* Excerpted data
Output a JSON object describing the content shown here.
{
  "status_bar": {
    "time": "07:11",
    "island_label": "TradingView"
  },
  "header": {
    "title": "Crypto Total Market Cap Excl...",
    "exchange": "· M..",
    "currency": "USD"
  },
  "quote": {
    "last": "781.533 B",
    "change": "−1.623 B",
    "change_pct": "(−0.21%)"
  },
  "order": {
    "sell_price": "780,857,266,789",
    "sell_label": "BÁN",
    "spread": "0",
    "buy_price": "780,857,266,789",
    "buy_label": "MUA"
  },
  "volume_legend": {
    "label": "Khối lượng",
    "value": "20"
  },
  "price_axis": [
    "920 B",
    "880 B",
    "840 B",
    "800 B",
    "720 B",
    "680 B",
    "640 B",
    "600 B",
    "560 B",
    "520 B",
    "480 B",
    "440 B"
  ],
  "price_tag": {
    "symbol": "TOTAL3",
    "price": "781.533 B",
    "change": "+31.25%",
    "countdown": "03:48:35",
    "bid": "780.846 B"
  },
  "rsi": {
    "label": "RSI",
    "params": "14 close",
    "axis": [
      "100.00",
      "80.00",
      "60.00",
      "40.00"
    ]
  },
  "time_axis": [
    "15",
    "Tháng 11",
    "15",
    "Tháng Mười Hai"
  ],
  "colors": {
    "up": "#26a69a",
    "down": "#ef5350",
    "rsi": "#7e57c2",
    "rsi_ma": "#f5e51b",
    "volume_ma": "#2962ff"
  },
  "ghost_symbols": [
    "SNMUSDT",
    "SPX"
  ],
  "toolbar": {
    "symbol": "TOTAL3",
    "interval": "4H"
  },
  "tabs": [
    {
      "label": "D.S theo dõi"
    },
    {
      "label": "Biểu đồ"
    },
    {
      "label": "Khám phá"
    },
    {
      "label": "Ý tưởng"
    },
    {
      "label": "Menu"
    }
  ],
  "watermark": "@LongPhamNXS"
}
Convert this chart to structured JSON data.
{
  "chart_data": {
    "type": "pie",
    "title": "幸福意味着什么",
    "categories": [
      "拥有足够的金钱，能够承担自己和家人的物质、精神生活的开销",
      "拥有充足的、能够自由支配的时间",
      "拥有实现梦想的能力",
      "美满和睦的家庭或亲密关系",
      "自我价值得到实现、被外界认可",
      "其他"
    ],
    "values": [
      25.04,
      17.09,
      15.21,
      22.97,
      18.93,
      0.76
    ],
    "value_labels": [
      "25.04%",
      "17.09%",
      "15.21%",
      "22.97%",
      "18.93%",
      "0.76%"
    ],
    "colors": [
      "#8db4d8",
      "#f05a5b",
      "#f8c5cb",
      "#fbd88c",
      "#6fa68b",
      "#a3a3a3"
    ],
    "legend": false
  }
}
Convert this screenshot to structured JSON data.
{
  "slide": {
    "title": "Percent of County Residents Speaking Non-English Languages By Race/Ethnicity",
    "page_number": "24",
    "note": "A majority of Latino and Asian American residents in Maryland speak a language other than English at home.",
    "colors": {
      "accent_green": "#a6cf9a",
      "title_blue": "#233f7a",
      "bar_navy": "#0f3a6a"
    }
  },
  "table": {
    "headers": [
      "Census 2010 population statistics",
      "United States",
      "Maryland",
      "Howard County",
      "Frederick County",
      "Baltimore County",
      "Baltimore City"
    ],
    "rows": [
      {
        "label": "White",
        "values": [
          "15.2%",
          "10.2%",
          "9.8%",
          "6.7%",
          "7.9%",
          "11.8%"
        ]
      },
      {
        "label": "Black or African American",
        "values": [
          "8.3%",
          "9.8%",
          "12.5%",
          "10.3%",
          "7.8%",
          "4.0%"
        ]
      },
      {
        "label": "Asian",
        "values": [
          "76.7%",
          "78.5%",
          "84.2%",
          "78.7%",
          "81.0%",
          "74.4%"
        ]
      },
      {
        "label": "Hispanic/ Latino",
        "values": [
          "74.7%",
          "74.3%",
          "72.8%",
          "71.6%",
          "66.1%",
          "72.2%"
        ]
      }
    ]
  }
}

* Task statement
Give the listing again, word for word.

* Expected output
Output a JSON object describing the content shown here.
{
  "status_bar": {
    "time": "07:11",
    "island_label": "TradingView"
  },
  "header": {
    "title": "Crypto Total Market Cap Excl...",
    "exchange": "· M..",
    "currency": "USD"
  },
  "quote": {
    "last": "781.533 B",
    "change": "−1.623 B",
    "change_pct": "(−0.21%)"
  },
  "order": {
    "sell_price": "780,857,266,789",
    "sell_label": "BÁN",
    "spread": "0",
    "buy_price": "780,857,266,789",
    "buy_label": "MUA"
  },
  "volume_legend": {
    "label": "Khối lượng",
    "value": "20"
  },
  "price_axis": [
    "920 B",
    "880 B",
    "840 B",
    "800 B",
    "720 B",
    "680 B",
    "640 B",
    "600 B",
    "560 B",
    "520 B",
    "480 B",
    "440 B"
  ],
  "price_tag": {
    "symbol": "TOTAL3",
    "price": "781.533 B",
    "change": "+31.25%",
    "countdown": "03:48:35",
    "bid": "780.846 B"
  },
  "rsi": {
    "label": "RSI",
    "params": "14 close",
    "axis": [
      "100.00",
      "80.00",
      "60.00",
      "40.00"
    ]
  },
  "time_axis": [
    "15",
    "Tháng 11",
    "15",
    "Tháng Mười Hai"
  ],
  "colors": {
    "up": "#26a69a",
    "down": "#ef5350",
    "rsi": "#7e57c2",
    "rsi_ma": "#f5e51b",
    "volume_ma": "#2962ff"
  },
  "ghost_symbols": [
    "SNMUSDT",
    "SPX"
  ],
  "toolbar": {
    "symbol": "TOTAL3",
    "interval": "4H"
  },
  "tabs": [
    {
      "label": "D.S theo dõi"
    },
    {
      "label": "Biểu đồ"
    },
    {
      "label": "Khám phá"
    },
    {
      "label": "Ý tưởng"
    },
    {
      "label": "Menu"
    }
  ],
  "watermark": "@LongPhamNXS"
}
Convert this chart to structured JSON data.
{
  "chart_data": {
    "type": "pie",
    "title": "幸福意味着什么",
    "categories": [
      "拥有足够的金钱，能够承担自己和家人的物质、精神生活的开销",
      "拥有充足的、能够自由支配的时间",
      "拥有实现梦想的能力",
      "美满和睦的家庭或亲密关系",
      "自我价值得到实现、被外界认可",
      "其他"
    ],
    "values": [
      25.04,
      17.09,
      15.21,
      22.97,
      18.93,
      0.76
    ],
    "value_labels": [
      "25.04%",
      "17.09%",
      "15.21%",
      "22.97%",
      "18.93%",
      "0.76%"
    ],
    "colors": [
      "#8db4d8",
      "#f05a5b",
      "#f8c5cb",
      "#fbd88c",
      "#6fa68b",
      "#a3a3a3"
    ],
    "legend": false
  }
}
Convert this screenshot to structured JSON data.
{
  "slide": {
    "title": "Percent of County Residents Speaking Non-English Languages By Race/Ethnicity",
    "page_number": "24",
    "note": "A majority of Latino and Asian American residents in Maryland speak a language other than English at home.",
    "colors": {
      "accent_green": "#a6cf9a",
      "title_blue": "#233f7a",
      "bar_navy": "#0f3a6a"
    }
  },
  "table": {
    "headers": [
      "Census 2010 population statistics",
      "United States",
      "Maryland",
      "Howard County",
      "Frederick County",
      "Baltimore County",
      "Baltimore City"
    ],
    "rows": [
      {
        "label": "White",
        "values": [
          "15.2%",
          "10.2%",
          "9.8%",
          "6.7%",
          "7.9%",
          "11.8%"
        ]
      },
      {
        "label": "Black or African American",
        "values": [
          "8.3%",
          "9.8%",
          "12.5%",
          "10.3%",
          "7.8%",
          "4.0%"
        ]
      },
      {
        "label": "Asian",
        "values": [
          "76.7%",
          "78.5%",
          "84.2%",
          "78.7%",
          "81.0%",
          "74.4%"
        ]
      },
      {
        "label": "Hispanic/ Latino",
        "values": [
          "74.7%",
          "74.3%",
          "72.8%",
          "71.6%",
          "66.1%",
          "72.2%"
        ]
      }
    ]
  }
}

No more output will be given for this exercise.